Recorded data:

-- Start --

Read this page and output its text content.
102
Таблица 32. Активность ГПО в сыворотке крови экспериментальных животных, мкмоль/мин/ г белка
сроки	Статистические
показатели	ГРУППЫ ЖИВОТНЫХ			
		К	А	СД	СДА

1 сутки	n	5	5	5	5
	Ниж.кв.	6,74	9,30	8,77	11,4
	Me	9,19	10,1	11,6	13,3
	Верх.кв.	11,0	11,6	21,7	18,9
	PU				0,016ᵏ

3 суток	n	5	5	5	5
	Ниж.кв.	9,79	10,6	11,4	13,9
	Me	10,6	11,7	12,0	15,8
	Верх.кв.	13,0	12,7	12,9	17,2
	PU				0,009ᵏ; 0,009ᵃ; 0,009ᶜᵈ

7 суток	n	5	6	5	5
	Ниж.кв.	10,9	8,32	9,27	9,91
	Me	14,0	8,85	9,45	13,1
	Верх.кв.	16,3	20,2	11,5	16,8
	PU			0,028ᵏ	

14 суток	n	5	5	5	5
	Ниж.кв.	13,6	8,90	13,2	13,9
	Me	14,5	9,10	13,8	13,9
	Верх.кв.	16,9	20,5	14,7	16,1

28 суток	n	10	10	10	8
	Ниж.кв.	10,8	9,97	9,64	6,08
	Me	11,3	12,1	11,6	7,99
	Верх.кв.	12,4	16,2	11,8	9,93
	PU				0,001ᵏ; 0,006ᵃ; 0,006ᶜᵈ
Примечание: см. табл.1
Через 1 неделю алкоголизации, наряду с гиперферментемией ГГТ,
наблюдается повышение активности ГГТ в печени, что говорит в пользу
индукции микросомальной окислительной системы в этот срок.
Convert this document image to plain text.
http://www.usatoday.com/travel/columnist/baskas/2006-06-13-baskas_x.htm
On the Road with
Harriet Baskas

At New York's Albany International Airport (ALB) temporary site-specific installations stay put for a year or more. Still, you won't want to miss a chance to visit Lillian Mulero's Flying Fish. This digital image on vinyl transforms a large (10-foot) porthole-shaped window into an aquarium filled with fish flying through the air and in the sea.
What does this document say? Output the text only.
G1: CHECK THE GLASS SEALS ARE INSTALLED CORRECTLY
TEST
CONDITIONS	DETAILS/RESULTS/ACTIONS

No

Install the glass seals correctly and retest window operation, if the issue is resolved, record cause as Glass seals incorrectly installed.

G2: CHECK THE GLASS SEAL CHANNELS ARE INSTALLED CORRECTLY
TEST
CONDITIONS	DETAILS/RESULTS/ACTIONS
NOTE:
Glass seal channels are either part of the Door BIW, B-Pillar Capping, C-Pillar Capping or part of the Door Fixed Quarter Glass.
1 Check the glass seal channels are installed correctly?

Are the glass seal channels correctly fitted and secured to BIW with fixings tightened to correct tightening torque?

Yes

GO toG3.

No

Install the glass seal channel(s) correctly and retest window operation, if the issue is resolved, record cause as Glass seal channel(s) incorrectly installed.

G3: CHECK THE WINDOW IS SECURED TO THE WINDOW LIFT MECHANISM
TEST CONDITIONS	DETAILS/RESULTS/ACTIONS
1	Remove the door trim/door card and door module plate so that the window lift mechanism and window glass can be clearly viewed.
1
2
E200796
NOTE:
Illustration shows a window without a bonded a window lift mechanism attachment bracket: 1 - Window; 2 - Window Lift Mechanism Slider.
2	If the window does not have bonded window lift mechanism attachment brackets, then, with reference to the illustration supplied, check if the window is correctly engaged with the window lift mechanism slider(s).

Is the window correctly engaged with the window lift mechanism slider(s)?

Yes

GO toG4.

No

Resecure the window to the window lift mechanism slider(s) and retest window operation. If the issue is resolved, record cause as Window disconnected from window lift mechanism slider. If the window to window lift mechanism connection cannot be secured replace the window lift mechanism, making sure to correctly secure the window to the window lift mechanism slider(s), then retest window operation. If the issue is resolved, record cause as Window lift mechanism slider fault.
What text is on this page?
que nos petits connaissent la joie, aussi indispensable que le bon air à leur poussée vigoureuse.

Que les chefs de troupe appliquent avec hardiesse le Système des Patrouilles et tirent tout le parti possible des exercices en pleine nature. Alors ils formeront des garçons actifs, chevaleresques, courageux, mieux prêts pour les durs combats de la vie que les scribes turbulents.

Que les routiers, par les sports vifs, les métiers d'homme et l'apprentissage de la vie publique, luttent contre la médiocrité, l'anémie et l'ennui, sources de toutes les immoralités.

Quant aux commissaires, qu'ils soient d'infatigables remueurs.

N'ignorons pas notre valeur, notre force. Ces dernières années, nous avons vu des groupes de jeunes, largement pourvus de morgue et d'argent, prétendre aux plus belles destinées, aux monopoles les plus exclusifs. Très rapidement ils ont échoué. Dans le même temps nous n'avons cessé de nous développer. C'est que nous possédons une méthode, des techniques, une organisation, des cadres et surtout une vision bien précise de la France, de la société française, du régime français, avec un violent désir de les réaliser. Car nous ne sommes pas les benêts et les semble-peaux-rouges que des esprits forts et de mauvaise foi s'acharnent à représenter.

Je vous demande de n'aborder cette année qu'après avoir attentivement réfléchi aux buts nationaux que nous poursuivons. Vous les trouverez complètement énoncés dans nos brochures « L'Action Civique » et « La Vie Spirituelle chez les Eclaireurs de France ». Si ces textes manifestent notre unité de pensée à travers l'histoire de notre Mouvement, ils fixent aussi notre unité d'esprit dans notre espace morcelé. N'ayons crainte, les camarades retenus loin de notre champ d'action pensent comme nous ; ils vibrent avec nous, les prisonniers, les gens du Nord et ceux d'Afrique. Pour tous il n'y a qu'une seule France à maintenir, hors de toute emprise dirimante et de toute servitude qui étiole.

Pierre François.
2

-- End --
-- Start --

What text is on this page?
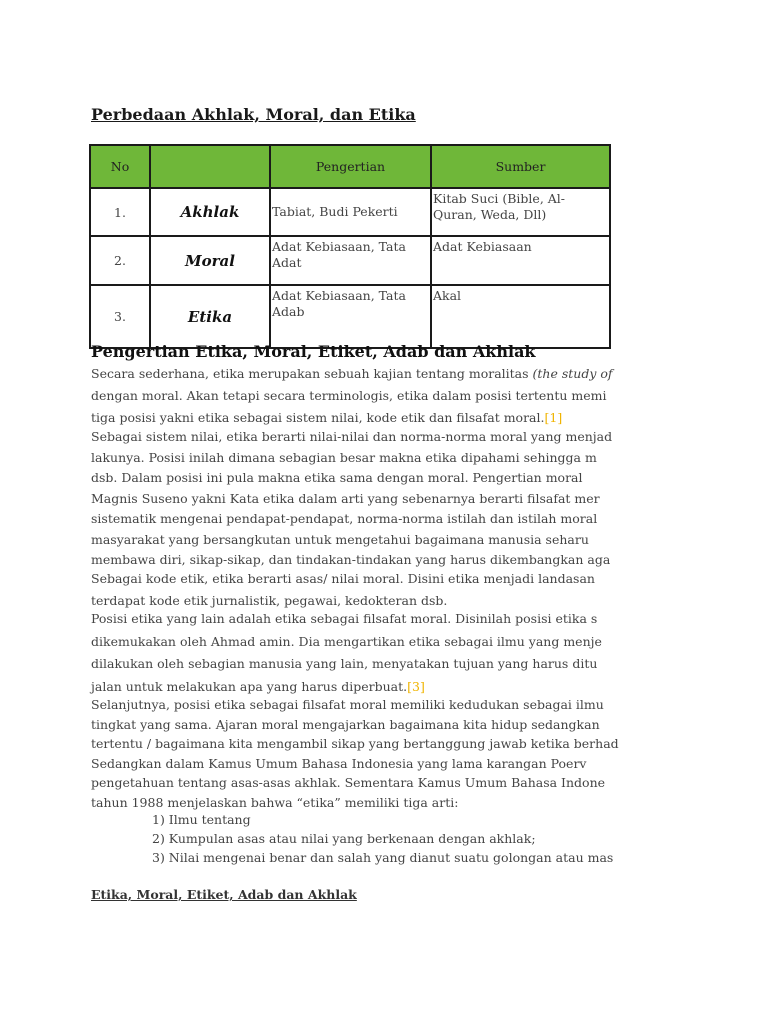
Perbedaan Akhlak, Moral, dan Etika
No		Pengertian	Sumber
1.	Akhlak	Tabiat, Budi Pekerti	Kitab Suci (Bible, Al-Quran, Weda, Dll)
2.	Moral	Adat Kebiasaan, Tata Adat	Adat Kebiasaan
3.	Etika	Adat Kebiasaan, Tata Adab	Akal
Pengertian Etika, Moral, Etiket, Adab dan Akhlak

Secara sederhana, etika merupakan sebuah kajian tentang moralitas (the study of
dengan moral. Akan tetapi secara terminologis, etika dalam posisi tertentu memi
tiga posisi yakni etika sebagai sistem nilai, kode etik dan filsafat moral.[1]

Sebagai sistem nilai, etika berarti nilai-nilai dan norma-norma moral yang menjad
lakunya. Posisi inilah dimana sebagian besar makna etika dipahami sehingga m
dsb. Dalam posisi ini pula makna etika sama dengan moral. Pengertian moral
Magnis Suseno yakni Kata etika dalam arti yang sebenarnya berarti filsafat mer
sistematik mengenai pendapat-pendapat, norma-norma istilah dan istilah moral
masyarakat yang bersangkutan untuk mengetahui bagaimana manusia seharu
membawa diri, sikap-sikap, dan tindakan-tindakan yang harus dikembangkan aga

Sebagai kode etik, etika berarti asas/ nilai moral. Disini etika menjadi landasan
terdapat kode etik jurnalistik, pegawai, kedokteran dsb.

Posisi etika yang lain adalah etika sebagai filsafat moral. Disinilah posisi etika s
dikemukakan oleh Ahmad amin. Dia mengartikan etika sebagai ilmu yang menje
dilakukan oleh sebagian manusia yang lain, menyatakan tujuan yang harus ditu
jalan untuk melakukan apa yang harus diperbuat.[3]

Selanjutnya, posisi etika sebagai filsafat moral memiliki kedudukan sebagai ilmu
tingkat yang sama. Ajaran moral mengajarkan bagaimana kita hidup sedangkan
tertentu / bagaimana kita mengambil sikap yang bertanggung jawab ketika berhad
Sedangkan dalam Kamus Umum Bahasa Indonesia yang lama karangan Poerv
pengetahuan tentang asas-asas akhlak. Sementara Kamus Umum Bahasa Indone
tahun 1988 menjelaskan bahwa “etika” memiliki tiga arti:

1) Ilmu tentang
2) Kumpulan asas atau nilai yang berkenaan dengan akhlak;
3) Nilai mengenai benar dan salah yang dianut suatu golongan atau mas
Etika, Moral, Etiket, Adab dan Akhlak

-- End --

Goal of the exercise -> Report the count of lines in the entries that contain the string "avec", and nothing besides it.

The result -> 3